____ ВЫБРАННЫЙ ОТРЫВОК
От пламени должны были грохнуть взрыватели, от них сразу же рванули бы все противотанковые гранаты, а за гранатами непременно бы сдетонировали снаряды, находящиеся на соседней машине. И тогда на несколько километров вокруг было бы уничтожено все живое. Как только занялся пожар, первым к машине подбежал выскочивший из укрытия старшина Фомичев, а вслед за ним молоденький шофер «газика». Дело в том, что с первых же дней войны на видавшем виды «газике» старшины всегда и везде ездил опытнейший водитель ефрейтор Лоханов. Но уже весной 1943 года, в связи с тем, что шофер одной из боевых установок Каширин был ранен, знаменитый «непромокаемый и незамерзаемый» ефрейтор Коля Лоханов был переведен на боевую машину. На «газик» же к старшине посадили совсем еще молоденького и необстрелянного паренька из пополнения. Когда начался пожар, он вслед за старшиной подбежал к горящей машине. Фомичев мгновенно оценил обстановку. Прежде всего нужно было срочно же отогнать горящий «газик» от машин со снарядами. И, собираясь перемахнуть через борт в горящий кузов, он скомандовал шоферу:

– Быстро заводи! И отгони машину! Ну, скорей, скорей!

Но языки пламени уже лизали кабину, и парнишка, подбежав к дверце, в нерешительности затоптался на месте. Он никак не мог заставить себя открыть дымящуюся дверцу кабины. И то ли старшина пожалел паренька, то ли решил, что справится лучше сам, а вернее всего то и другое вместе, но Фомичев решительно оттолкнул шофера и мгновенно оказался в заполненной дымом кабине. В дыму, почти не глядя, завел мотор, включил скорость и выжал сцепление. Дал газ, и полыхающий грузовик с места на третьей скорости вырвался на дорогу. И самое неожиданное было в том, что за рулем старшину Фомичева никто и никогда не видел. Умел ли он водить прежде или действовал что называется «стихийно», никто впоследствии об этом так и не узнал. Горящую, как огромный факел, машину старшина отвел примерно метров на триста. Затем выскочил из кабины, задыхаясь от кашля, и в затлевшей шинели стал кататься по болотистой влажной траве. А еще через минуту, погасив на себе огонь, Фомичев уже вскочил на колесо и перевалился через борт грузовика. Сразу же открыв оба борта, он начал выхватывать из пламени ящики и утварь и швырять их с машины вниз. Кашляя в дыму и обгорая, он пробивался сквозь пламя и дым к взрывателям. Ухватил один из горящих ящиков и крикнул подбежавшему шоферу:

– На, принимай! Загаси огонь!
________
____ ПРЕДСТАВЛЕННЫЕ ДАННЫЕ
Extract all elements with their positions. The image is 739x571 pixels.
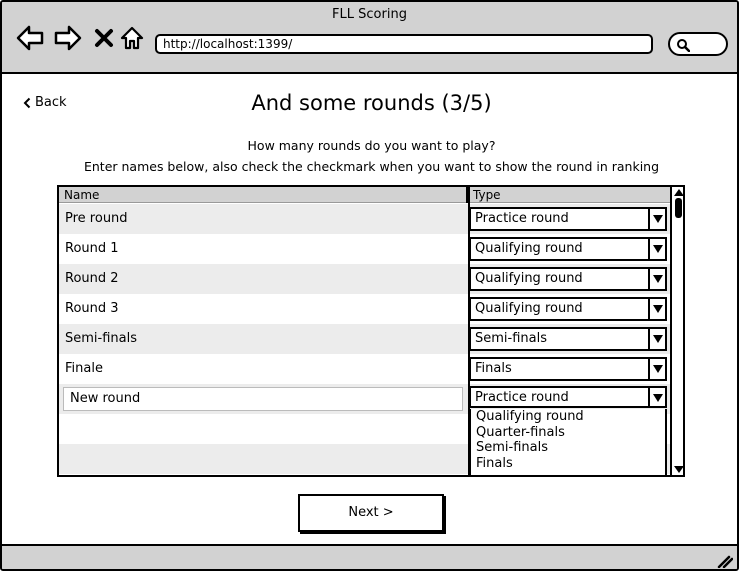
- rounds-question: How many rounds do you want to play?: [247, 138, 496, 153]
- browser-window: FLL Scoring http://localhost:1399/ Back …: [0, 0, 739, 571]
- browser-chrome: FLL Scoring http://localhost:1399/: [2, 2, 737, 74]
- round-name: Round 2: [65, 271, 119, 286]
- round-type-select[interactable]: Practice round: [469, 207, 667, 231]
- table-row[interactable]: Round 1 Qualifying round: [59, 234, 670, 264]
- home-icon[interactable]: [118, 24, 146, 52]
- next-button[interactable]: Next >: [298, 494, 444, 532]
- round-name: Pre round: [65, 211, 128, 226]
- chevron-down-icon[interactable]: [648, 388, 665, 406]
- table-scrollbar[interactable]: [670, 187, 683, 475]
- round-type-select[interactable]: Finals: [469, 357, 667, 381]
- chevron-down-icon[interactable]: [648, 359, 665, 379]
- chevron-down-icon[interactable]: [648, 269, 665, 289]
- round-type-select[interactable]: Qualifying round: [469, 237, 667, 261]
- resize-grip-icon[interactable]: [717, 554, 733, 568]
- round-name: Semi-finals: [65, 331, 137, 346]
- chevron-down-icon[interactable]: [648, 239, 665, 259]
- dropdown-option[interactable]: Semi-finals: [471, 440, 665, 456]
- chevron-down-icon[interactable]: [648, 329, 665, 349]
- search-icon: [677, 39, 690, 52]
- round-type-select[interactable]: Semi-finals: [469, 327, 667, 351]
- table-row[interactable]: Round 3 Qualifying round: [59, 294, 670, 324]
- page-title: And some rounds (3/5): [251, 91, 492, 115]
- scroll-thumb[interactable]: [675, 198, 682, 218]
- chevron-down-icon[interactable]: [648, 209, 665, 229]
- table-row[interactable]: Finale Finals: [59, 354, 670, 384]
- rounds-instructions: Enter names below, also check the checkm…: [83, 159, 660, 174]
- status-bar: [2, 544, 737, 569]
- column-header-type[interactable]: Type: [468, 187, 668, 203]
- scroll-down-arrow-icon[interactable]: [674, 466, 683, 473]
- new-round-name-input[interactable]: New round: [63, 387, 463, 411]
- dropdown-option[interactable]: Finals: [471, 456, 665, 472]
- rounds-table: Name Type Pre round Practice round Round…: [57, 185, 685, 477]
- search-box[interactable]: [668, 32, 728, 56]
- back-arrow-icon[interactable]: [16, 24, 44, 52]
- url-bar[interactable]: http://localhost:1399/: [155, 34, 653, 54]
- round-name: Finale: [65, 361, 103, 376]
- type-dropdown-list[interactable]: Qualifying round Quarter-finals Semi-fin…: [469, 409, 667, 475]
- column-header-name[interactable]: Name: [59, 187, 468, 203]
- table-row[interactable]: Pre round Practice round: [59, 204, 670, 234]
- close-x-icon[interactable]: [90, 24, 118, 52]
- round-name: Round 1: [65, 241, 119, 256]
- window-title: FLL Scoring: [332, 7, 407, 22]
- dropdown-option[interactable]: Quarter-finals: [471, 425, 665, 441]
- forward-arrow-icon[interactable]: [54, 24, 82, 52]
- round-name: Round 3: [65, 301, 119, 316]
- table-row[interactable]: Round 2 Qualifying round: [59, 264, 670, 294]
- scroll-up-arrow-icon[interactable]: [674, 189, 683, 196]
- chevron-down-icon[interactable]: [648, 299, 665, 319]
- new-round-type-select[interactable]: Practice round: [469, 386, 667, 408]
- dropdown-option[interactable]: Qualifying round: [471, 409, 665, 425]
- round-type-select[interactable]: Qualifying round: [469, 297, 667, 321]
- table-header: Name Type: [59, 187, 683, 203]
- table-row[interactable]: Semi-finals Semi-finals: [59, 324, 670, 354]
- round-type-select[interactable]: Qualifying round: [469, 267, 667, 291]
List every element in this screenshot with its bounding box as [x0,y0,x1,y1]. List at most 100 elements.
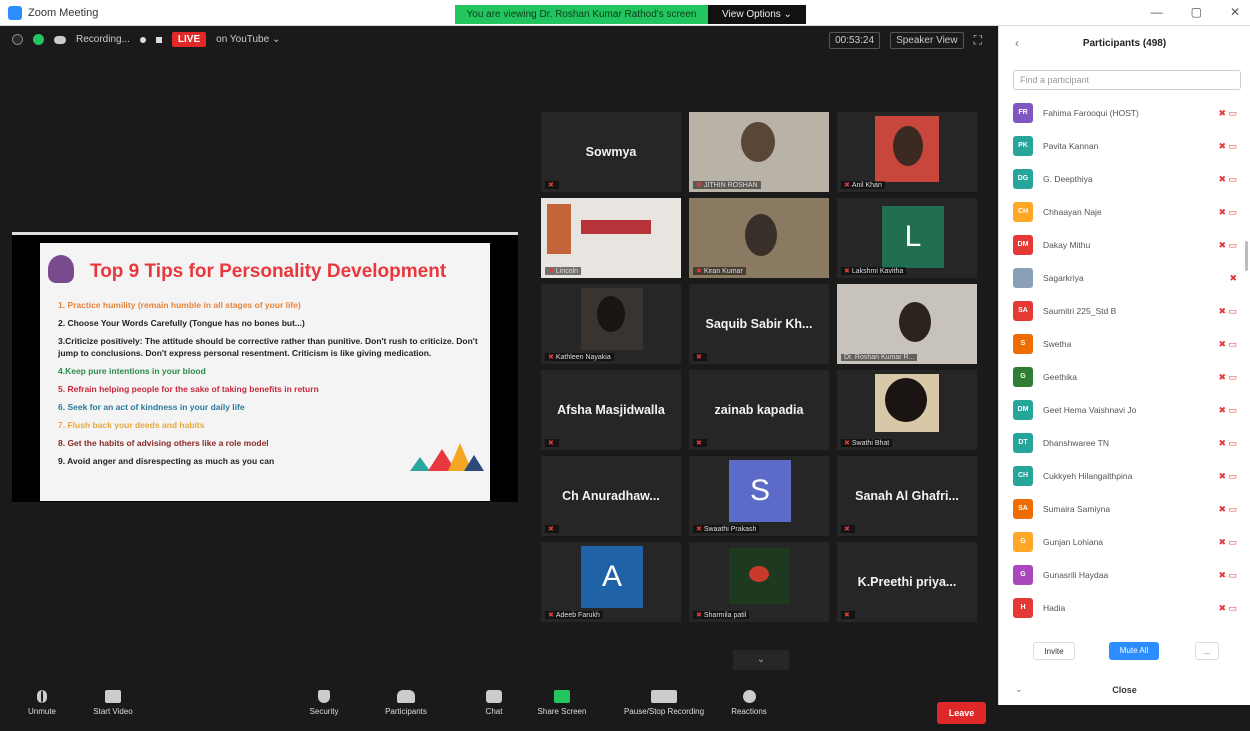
maximize-button[interactable]: ▢ [1191,5,1202,19]
start-video-button[interactable]: Start Video [88,690,138,716]
video-tile[interactable]: ✖ Kathleen Nayakia [541,284,681,364]
active-speaker-tile[interactable]: Dr. Roshan Kumar R... [837,284,977,364]
participant-row[interactable]: SA Sumaira Samiyna ✖ ▭ [999,494,1250,527]
participant-video [741,122,775,162]
participant-row[interactable]: H Hadia ✖ ▭ [999,593,1250,626]
participant-name: Ch Anuradhaw... [562,489,660,503]
tile-label: ✖ Kathleen Nayakia [545,353,614,361]
panel-scrollbar[interactable] [1245,241,1248,271]
live-badge: LIVE [171,32,207,47]
info-icon[interactable] [12,34,23,45]
muted-mic-video-icon: ✖ ▭ [1218,108,1237,118]
tile-label: ✖ [841,525,855,533]
video-tile[interactable]: S ✖ Swaathi Prakash [689,456,829,536]
participant-avatar: DM [1013,400,1033,420]
meeting-topbar: Recording... LIVE on YouTube ⌄ [12,32,280,47]
video-tile[interactable]: zainab kapadia ✖ [689,370,829,450]
participants-button[interactable]: Participants [376,690,436,716]
tile-label: ✖ Lakshmi Kavitha [841,267,907,275]
stop-icon[interactable] [155,36,162,43]
muted-mic-video-icon: ✖ ▭ [1218,339,1237,349]
video-tile[interactable]: Afsha Masjidwalla ✖ [541,370,681,450]
muted-mic-icon: ✖ [844,440,850,447]
fullscreen-icon[interactable]: ⛶ [974,33,982,48]
muted-mic-icon: ✖ [844,182,850,189]
mute-all-button[interactable]: Mute All [1109,642,1159,660]
participant-name: Dhanshwaree TN [1043,438,1109,448]
muted-mic-icon: ✖ [548,268,554,275]
video-tile[interactable]: Saquib Sabir Kh... ✖ [689,284,829,364]
participant-name: G. Deepthiya [1043,174,1093,184]
invite-button[interactable]: Invite [1033,642,1075,660]
participant-row[interactable]: SA Saumitri 225_Std B ✖ ▭ [999,296,1250,329]
record-icon [651,690,677,703]
video-tile[interactable]: ✖ JITHIN ROSHAN [689,112,829,192]
muted-mic-video-icon: ✖ ▭ [1218,570,1237,580]
participant-row[interactable]: CH Chhaayan Naje ✖ ▭ [999,197,1250,230]
participant-name: Sowmya [585,145,637,159]
video-tile[interactable]: L ✖ Lakshmi Kavitha [837,198,977,278]
participant-row[interactable]: DT Dhanshwaree TN ✖ ▭ [999,428,1250,461]
leave-button[interactable]: Leave [937,702,986,724]
muted-mic-icon: ✖ [696,526,702,533]
encryption-shield-icon[interactable] [33,34,44,45]
participant-search-input[interactable]: Find a participant [1013,70,1241,90]
participant-avatar: SA [1013,499,1033,519]
panel-title: Participants (498) [1082,38,1167,49]
security-button[interactable]: Security [304,690,344,716]
close-window-button[interactable]: ✕ [1230,5,1240,19]
muted-mic-icon: ✖ [696,612,702,619]
participant-row[interactable]: S Swetha ✖ ▭ [999,329,1250,362]
video-tile[interactable]: ✖ Swathi Bhat [837,370,977,450]
participant-row[interactable]: G Gunjan Lohiana ✖ ▭ [999,527,1250,560]
speaker-view-button[interactable]: Speaker View [890,32,964,49]
video-tile[interactable]: Sanah Al Ghafri... ✖ [837,456,977,536]
reactions-button[interactable]: Reactions [724,690,774,716]
participant-row[interactable]: DM Geet Hema Vaishnavi Jo ✖ ▭ [999,395,1250,428]
participant-name: Saquib Sabir Kh... [705,317,813,331]
video-tile[interactable]: K.Preethi priya... ✖ [837,542,977,622]
participant-row[interactable]: CH Cukkyeh Hilangalthpina ✖ ▭ [999,461,1250,494]
recording-status: Recording... [76,34,130,45]
participant-row[interactable]: G Geethika ✖ ▭ [999,362,1250,395]
participant-video [745,214,777,256]
video-tile[interactable]: ✖ Sharmila patil [689,542,829,622]
video-icon [105,690,121,703]
pause-stop-recording-button[interactable]: Pause/Stop Recording [612,690,716,716]
minimize-button[interactable]: — [1151,5,1163,19]
video-tile[interactable]: Sowmya ✖ [541,112,681,192]
participant-avatar: G [1013,565,1033,585]
participant-name: Dakay Mithu [1043,240,1091,250]
participant-row[interactable]: FR Fahima Farooqui (HOST) ✖ ▭ [999,98,1250,131]
unmute-button[interactable]: Unmute [22,690,62,716]
muted-mic-icon: ✖ [696,354,702,361]
video-tile[interactable]: ✖ Anil Khan [837,112,977,192]
video-tile[interactable]: ✖ Lincoln [541,198,681,278]
close-panel-button[interactable]: Close [999,685,1250,695]
view-options-button[interactable]: View Options ⌄ [708,5,806,24]
slide-tip: 1. Practice humility (remain humble in a… [58,300,301,310]
participant-row[interactable]: DG G. Deepthiya ✖ ▭ [999,164,1250,197]
video-tile[interactable]: A ✖ Adeeb Farukh [541,542,681,622]
participant-name: Swetha [1043,339,1072,349]
participant-row[interactable]: PK Pavita Kannan ✖ ▭ [999,131,1250,164]
mic-icon [37,690,47,703]
video-tile[interactable]: ✖ Kiran Kumar [689,198,829,278]
muted-mic-video-icon: ✖ ▭ [1218,207,1237,217]
participant-row[interactable]: G Gunasrili Haydaa ✖ ▭ [999,560,1250,593]
gallery-next-page-button[interactable]: ⌄ [733,650,789,670]
more-options-button[interactable]: ... [1195,642,1219,660]
muted-mic-icon: ✖ [548,612,554,619]
muted-mic-icon: ✖ [844,612,850,619]
muted-mic-video-icon: ✖ ▭ [1218,471,1237,481]
pause-icon[interactable] [139,36,146,43]
chat-button[interactable]: Chat [474,690,514,716]
participant-name: Sagarkriya [1043,273,1084,283]
muted-mic-video-icon: ✖ ▭ [1218,306,1237,316]
video-tile[interactable]: Ch Anuradhaw... ✖ [541,456,681,536]
muted-mic-video-icon: ✖ ▭ [1218,405,1237,415]
share-screen-button[interactable]: Share Screen [534,690,590,716]
participant-row[interactable]: Sagarkriya ✖ [999,263,1250,296]
participant-row[interactable]: DM Dakay Mithu ✖ ▭ [999,230,1250,263]
live-platform-dropdown[interactable]: on YouTube ⌄ [216,34,280,45]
________
▶ _ЗАДАНИЕ_
Ответьте на вопросы по отрывку о пожаре:
(а) Кто первым подбежал к загоревшейся машине?
(б) Почему весной 1943 года ефрейтора Лоханова перевели на боевую машину?
(в) Примерно на сколько метров Фомичев отвел горящую машину?

▶ _ОТВЕТ_
(а) Старшина Фомичев.
(б) Шофер одной из боевых установок, Каширин, был ранен.
(в) Примерно на триста метров.